JOB
Look through the listing for the word "this". Copy each line that has it.

EXCERPTED DATA
☆ ☆ ☆

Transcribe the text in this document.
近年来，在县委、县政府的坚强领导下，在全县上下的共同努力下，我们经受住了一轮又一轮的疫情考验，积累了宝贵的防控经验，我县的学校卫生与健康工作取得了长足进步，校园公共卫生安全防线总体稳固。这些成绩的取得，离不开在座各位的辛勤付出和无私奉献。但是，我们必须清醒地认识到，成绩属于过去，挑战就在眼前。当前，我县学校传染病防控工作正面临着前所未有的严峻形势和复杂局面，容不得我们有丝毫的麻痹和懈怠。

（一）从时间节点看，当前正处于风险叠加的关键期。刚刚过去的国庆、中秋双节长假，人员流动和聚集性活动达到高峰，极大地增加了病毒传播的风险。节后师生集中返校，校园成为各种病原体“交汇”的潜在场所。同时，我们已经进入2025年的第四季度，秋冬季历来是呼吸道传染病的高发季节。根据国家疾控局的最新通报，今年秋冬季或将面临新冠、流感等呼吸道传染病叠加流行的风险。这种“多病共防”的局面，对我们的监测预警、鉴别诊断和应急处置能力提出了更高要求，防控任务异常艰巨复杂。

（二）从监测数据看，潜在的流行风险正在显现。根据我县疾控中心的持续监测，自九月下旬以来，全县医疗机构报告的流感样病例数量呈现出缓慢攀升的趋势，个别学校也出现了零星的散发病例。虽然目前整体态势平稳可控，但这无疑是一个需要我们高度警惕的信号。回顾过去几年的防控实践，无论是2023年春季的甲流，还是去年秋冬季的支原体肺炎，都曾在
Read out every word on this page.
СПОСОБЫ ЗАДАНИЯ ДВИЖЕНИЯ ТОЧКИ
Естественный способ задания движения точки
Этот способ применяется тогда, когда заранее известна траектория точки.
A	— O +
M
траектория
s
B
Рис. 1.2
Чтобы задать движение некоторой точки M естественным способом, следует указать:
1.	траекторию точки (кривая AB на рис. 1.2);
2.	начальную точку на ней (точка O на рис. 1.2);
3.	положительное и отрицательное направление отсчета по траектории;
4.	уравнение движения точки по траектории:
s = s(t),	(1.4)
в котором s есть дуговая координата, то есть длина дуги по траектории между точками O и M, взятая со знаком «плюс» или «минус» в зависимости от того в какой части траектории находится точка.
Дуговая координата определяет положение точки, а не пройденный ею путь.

☆ ☆ ☆

WRITTEN REPLY
Transcribe the text in this document.
Read out every word on this page.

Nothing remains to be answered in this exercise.